═══ Supplied data ═══

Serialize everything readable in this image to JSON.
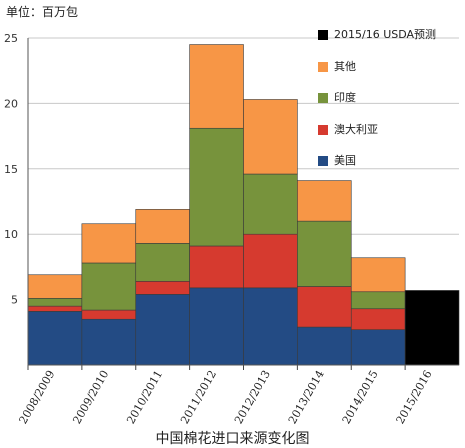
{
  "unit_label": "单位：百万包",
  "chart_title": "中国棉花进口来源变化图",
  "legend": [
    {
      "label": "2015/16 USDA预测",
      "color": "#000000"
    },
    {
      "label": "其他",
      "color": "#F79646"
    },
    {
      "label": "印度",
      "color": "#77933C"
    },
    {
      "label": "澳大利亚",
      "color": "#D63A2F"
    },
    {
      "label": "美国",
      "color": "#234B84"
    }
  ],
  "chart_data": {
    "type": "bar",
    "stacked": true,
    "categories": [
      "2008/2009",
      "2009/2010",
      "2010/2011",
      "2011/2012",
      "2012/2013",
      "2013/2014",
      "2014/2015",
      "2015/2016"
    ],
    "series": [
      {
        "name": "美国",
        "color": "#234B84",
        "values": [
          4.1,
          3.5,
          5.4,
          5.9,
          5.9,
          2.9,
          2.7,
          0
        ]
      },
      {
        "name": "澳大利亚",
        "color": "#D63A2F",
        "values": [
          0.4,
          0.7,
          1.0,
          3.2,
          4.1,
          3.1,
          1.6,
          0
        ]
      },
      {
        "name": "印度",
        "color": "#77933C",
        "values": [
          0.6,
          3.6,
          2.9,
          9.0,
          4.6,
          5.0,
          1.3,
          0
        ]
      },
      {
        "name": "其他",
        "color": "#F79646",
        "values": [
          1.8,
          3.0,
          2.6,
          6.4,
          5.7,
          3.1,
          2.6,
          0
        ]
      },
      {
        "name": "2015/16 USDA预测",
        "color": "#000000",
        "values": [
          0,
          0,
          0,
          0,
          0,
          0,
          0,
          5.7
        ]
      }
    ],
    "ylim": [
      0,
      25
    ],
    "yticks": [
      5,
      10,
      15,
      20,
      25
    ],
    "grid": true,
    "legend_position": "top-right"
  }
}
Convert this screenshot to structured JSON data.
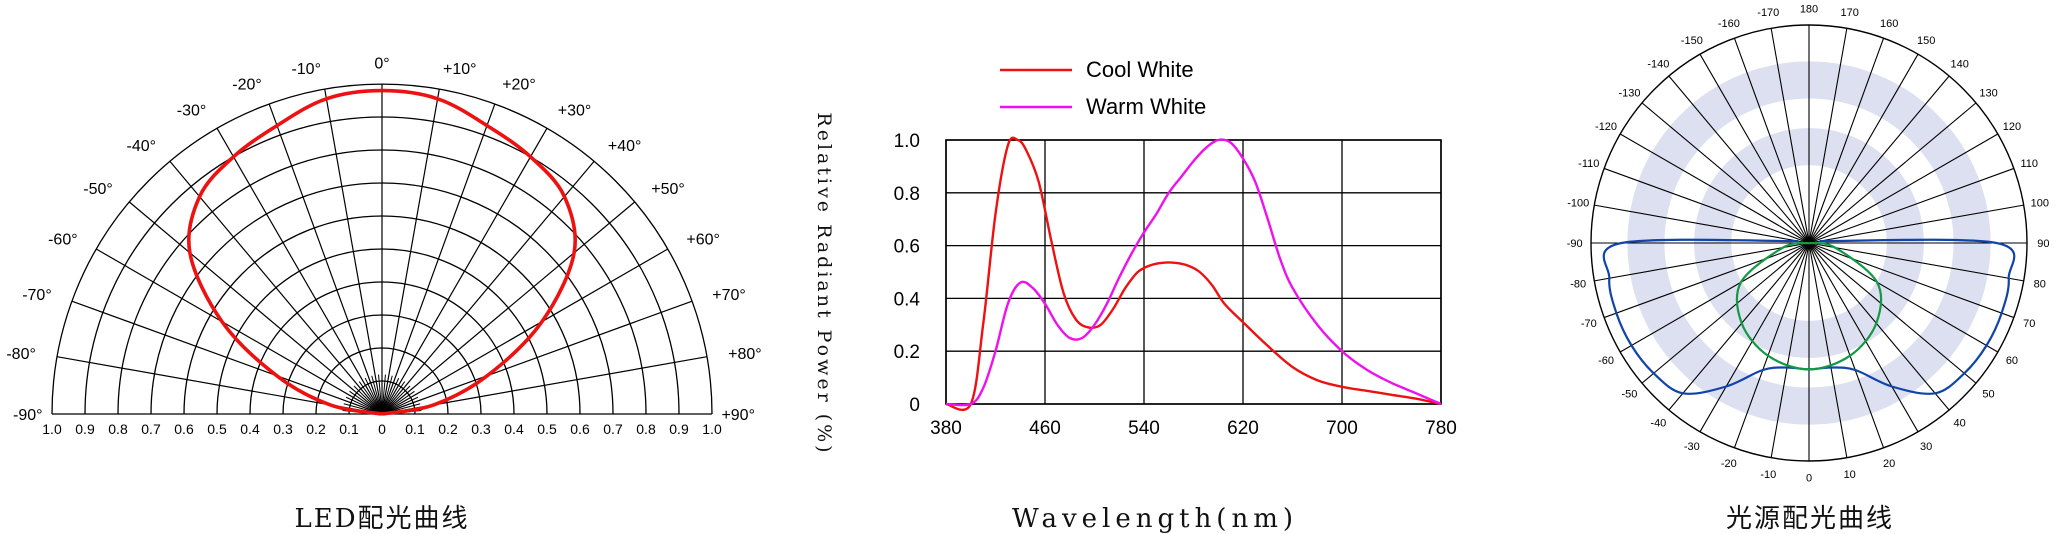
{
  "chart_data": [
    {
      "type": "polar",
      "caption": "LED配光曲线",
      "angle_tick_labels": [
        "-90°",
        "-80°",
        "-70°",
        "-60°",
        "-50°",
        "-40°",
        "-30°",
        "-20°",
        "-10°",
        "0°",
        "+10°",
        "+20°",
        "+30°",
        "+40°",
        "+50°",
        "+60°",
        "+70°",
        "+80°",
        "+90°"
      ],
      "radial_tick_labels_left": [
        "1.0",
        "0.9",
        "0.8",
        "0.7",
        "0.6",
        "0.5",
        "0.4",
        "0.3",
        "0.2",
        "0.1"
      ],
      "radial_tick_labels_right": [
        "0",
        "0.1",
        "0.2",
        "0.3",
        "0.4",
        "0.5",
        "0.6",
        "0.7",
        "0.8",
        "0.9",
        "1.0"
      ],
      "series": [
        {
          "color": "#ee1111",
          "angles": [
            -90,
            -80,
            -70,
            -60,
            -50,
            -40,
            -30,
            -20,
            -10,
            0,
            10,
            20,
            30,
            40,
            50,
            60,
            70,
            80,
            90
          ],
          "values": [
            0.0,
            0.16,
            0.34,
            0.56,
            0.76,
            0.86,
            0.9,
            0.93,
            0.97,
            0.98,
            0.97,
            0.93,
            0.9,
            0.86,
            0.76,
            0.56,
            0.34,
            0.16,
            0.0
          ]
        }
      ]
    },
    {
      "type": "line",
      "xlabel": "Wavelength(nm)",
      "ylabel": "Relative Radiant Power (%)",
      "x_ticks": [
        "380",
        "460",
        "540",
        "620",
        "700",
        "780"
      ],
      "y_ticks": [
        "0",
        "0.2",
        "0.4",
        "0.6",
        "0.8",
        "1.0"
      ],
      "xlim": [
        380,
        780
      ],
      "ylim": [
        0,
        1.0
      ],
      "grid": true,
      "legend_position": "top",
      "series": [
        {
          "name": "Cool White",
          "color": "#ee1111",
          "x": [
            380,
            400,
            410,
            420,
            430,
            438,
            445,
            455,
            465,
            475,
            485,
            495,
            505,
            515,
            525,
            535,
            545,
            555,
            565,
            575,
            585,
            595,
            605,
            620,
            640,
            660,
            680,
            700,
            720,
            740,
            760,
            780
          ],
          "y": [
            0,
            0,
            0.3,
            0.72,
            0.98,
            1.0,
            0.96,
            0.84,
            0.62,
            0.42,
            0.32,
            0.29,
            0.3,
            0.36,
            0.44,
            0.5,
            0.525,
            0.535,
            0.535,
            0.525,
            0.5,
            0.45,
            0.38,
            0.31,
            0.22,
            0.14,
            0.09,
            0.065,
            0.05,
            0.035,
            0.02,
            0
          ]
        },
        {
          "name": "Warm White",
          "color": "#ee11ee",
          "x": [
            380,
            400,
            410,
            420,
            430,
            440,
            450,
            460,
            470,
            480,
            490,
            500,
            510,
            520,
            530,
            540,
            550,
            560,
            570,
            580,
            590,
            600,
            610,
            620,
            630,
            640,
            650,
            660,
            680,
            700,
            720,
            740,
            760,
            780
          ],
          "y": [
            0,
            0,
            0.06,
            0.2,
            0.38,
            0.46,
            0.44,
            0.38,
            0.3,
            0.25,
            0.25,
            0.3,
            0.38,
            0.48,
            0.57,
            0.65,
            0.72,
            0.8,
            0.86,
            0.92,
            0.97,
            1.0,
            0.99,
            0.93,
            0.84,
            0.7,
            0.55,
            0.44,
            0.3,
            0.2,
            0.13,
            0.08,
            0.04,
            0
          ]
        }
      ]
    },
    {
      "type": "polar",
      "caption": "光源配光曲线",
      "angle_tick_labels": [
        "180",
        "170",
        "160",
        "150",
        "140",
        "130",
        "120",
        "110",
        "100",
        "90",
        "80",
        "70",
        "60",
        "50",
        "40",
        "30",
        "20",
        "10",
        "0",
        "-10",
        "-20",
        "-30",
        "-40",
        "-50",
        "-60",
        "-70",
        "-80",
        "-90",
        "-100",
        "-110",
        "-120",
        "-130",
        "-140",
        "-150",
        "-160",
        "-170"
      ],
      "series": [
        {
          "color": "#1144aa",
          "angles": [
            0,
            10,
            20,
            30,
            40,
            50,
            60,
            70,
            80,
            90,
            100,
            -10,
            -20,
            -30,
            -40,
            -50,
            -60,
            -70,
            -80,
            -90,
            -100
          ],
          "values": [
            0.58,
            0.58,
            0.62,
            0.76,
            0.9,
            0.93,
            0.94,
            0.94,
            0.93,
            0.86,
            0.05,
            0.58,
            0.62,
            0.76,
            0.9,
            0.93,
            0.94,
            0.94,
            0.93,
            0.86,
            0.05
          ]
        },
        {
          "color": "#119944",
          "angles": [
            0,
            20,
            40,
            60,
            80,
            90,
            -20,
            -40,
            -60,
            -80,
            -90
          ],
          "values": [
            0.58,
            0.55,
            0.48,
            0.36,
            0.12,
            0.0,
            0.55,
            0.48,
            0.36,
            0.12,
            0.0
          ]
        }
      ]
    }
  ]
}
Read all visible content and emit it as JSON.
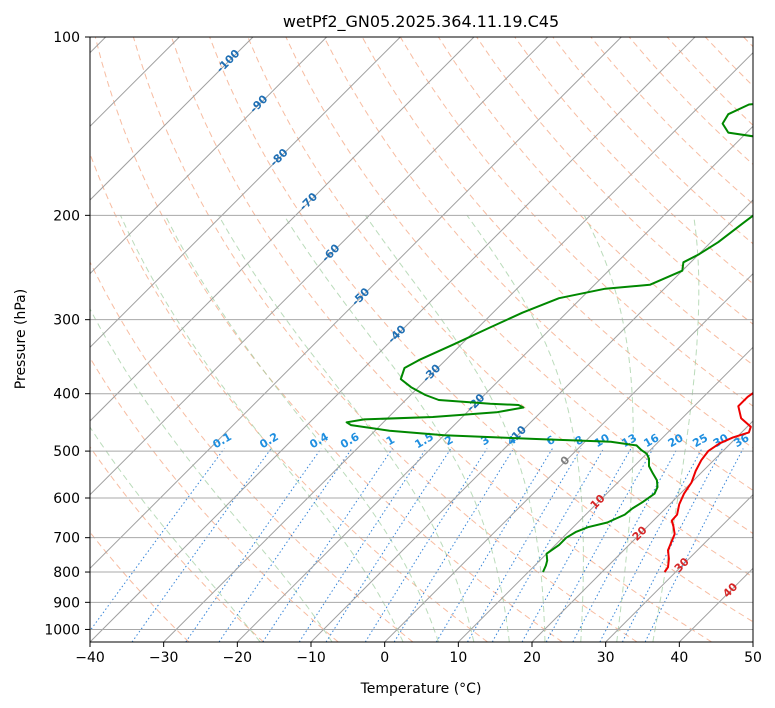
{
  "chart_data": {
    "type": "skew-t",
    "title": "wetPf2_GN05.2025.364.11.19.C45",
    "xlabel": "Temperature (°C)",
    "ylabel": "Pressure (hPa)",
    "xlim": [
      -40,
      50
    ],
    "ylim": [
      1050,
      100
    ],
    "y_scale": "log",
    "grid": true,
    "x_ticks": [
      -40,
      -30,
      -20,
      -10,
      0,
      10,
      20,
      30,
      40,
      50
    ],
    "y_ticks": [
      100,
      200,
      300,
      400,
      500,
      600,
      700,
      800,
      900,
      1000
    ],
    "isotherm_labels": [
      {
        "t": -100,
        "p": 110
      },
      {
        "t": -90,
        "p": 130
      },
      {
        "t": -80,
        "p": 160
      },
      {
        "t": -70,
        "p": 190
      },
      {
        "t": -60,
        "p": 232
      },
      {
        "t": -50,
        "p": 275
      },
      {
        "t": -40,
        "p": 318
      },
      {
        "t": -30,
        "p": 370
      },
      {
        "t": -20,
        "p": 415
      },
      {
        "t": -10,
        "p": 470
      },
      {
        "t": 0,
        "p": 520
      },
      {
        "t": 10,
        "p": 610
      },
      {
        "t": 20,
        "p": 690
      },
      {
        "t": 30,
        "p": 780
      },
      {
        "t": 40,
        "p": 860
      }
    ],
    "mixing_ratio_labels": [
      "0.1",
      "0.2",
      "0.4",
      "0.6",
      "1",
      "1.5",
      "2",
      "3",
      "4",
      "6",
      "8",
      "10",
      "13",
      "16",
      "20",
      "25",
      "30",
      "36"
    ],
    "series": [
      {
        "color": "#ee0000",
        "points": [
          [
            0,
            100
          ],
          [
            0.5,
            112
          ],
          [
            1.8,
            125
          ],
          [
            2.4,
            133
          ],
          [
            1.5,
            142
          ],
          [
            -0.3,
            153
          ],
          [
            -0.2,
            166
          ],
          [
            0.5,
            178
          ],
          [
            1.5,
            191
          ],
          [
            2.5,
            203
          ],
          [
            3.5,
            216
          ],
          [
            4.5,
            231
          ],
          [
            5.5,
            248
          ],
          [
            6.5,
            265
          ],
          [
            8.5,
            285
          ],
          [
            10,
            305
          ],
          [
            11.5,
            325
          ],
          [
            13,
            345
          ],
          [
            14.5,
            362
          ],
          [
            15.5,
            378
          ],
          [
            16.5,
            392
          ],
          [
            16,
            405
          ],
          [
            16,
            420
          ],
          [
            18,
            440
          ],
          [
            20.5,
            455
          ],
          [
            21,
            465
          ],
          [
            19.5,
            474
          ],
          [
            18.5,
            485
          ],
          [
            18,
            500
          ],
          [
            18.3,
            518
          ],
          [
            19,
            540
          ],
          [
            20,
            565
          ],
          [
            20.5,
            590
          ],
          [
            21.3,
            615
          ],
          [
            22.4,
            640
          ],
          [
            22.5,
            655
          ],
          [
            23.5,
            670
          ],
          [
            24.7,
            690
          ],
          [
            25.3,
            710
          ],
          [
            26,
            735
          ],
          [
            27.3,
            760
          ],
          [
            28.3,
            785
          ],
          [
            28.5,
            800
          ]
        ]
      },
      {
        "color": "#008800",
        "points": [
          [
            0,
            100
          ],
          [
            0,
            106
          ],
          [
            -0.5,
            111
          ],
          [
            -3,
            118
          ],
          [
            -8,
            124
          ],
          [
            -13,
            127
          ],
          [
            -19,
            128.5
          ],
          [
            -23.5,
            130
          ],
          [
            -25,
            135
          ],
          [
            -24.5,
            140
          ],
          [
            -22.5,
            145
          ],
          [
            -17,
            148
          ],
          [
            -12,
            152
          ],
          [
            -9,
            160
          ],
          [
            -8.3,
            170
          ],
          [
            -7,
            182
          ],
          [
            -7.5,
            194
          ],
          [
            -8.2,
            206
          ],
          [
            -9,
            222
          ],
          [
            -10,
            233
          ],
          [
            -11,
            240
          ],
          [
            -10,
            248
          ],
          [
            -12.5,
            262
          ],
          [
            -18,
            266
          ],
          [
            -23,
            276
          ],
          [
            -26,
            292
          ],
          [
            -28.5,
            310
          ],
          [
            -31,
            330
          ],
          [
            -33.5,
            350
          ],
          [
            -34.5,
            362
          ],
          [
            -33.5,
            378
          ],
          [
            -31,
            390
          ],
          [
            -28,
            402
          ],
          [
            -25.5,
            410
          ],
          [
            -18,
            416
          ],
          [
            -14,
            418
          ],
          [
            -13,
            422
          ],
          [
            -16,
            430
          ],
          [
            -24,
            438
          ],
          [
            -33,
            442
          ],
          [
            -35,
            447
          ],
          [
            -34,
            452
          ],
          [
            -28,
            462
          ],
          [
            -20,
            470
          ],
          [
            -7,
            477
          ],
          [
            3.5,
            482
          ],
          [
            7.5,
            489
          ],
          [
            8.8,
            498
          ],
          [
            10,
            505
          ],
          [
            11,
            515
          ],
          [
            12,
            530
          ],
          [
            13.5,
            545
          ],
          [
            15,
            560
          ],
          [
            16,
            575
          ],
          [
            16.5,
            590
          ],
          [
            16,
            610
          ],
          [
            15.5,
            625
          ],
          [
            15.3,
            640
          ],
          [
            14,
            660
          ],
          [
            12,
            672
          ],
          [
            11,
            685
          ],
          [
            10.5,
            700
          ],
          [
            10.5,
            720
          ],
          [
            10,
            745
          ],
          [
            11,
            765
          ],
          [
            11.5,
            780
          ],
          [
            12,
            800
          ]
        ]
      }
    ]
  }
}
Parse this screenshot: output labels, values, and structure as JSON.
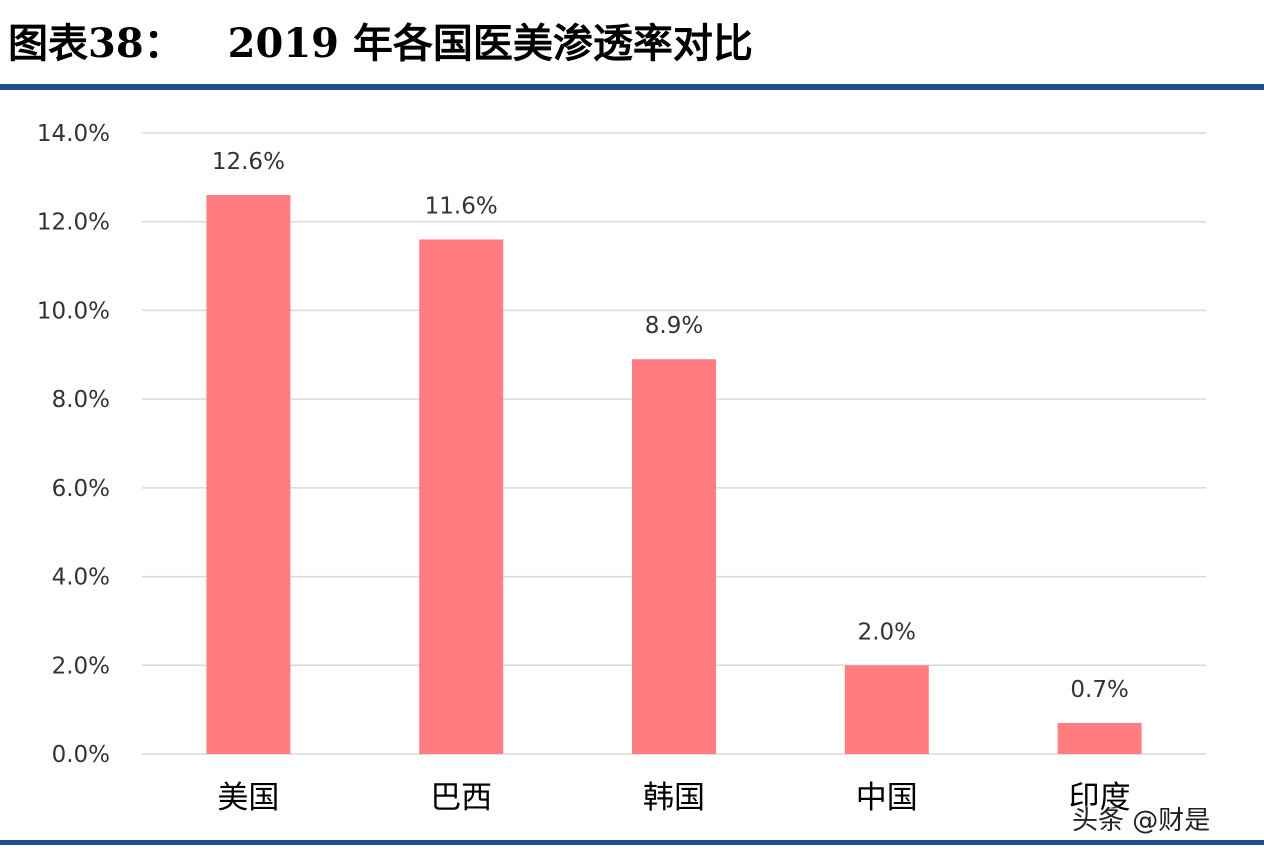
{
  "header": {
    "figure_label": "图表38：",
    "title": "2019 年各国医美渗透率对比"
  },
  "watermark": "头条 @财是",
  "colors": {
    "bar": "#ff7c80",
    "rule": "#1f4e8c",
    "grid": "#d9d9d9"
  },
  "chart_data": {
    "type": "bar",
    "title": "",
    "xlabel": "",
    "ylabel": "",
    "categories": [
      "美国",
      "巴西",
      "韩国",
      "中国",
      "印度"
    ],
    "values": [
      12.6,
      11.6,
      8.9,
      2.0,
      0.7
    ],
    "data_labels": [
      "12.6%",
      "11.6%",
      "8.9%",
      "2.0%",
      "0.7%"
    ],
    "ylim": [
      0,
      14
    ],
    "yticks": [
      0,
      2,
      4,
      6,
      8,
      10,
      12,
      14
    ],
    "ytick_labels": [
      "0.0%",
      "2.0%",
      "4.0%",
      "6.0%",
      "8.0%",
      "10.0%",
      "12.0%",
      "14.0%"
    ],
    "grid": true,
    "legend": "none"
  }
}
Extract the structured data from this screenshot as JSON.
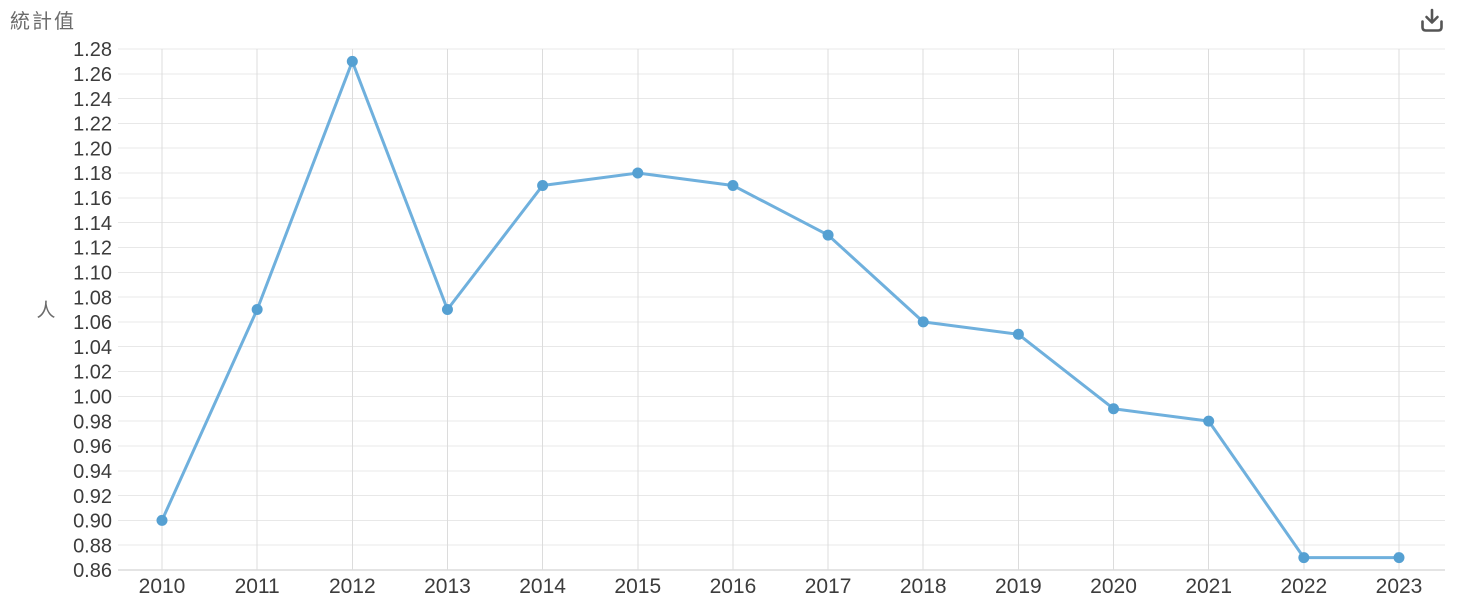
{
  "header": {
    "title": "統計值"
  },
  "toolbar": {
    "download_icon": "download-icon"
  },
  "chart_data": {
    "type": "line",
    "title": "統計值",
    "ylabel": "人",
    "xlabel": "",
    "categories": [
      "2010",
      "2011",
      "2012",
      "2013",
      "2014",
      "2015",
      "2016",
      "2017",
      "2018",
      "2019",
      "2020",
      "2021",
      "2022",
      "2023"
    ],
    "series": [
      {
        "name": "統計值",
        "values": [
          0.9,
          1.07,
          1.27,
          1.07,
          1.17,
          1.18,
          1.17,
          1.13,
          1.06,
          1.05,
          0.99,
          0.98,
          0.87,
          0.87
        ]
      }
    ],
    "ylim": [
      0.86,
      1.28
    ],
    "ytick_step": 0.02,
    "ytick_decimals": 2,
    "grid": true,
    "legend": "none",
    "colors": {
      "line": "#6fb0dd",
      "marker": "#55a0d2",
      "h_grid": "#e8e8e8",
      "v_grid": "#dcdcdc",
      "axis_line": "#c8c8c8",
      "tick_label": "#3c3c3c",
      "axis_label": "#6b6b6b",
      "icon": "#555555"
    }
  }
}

═══

◆ **Task**: Everything from the line with "Extract the structured" through the final line of the records above should be written out exactly, minus the pictures.

◆ **Solved problem**:
Extract the structured data from this screenshot as JSON.
{
  "header": {
    "title": "統計值"
  },
  "toolbar": {
    "download_icon": "download-icon"
  },
  "chart_data": {
    "type": "line",
    "title": "統計值",
    "ylabel": "人",
    "xlabel": "",
    "categories": [
      "2010",
      "2011",
      "2012",
      "2013",
      "2014",
      "2015",
      "2016",
      "2017",
      "2018",
      "2019",
      "2020",
      "2021",
      "2022",
      "2023"
    ],
    "series": [
      {
        "name": "統計值",
        "values": [
          0.9,
          1.07,
          1.27,
          1.07,
          1.17,
          1.18,
          1.17,
          1.13,
          1.06,
          1.05,
          0.99,
          0.98,
          0.87,
          0.87
        ]
      }
    ],
    "ylim": [
      0.86,
      1.28
    ],
    "ytick_step": 0.02,
    "ytick_decimals": 2,
    "grid": true,
    "legend": "none",
    "colors": {
      "line": "#6fb0dd",
      "marker": "#55a0d2",
      "h_grid": "#e8e8e8",
      "v_grid": "#dcdcdc",
      "axis_line": "#c8c8c8",
      "tick_label": "#3c3c3c",
      "axis_label": "#6b6b6b",
      "icon": "#555555"
    }
  }
}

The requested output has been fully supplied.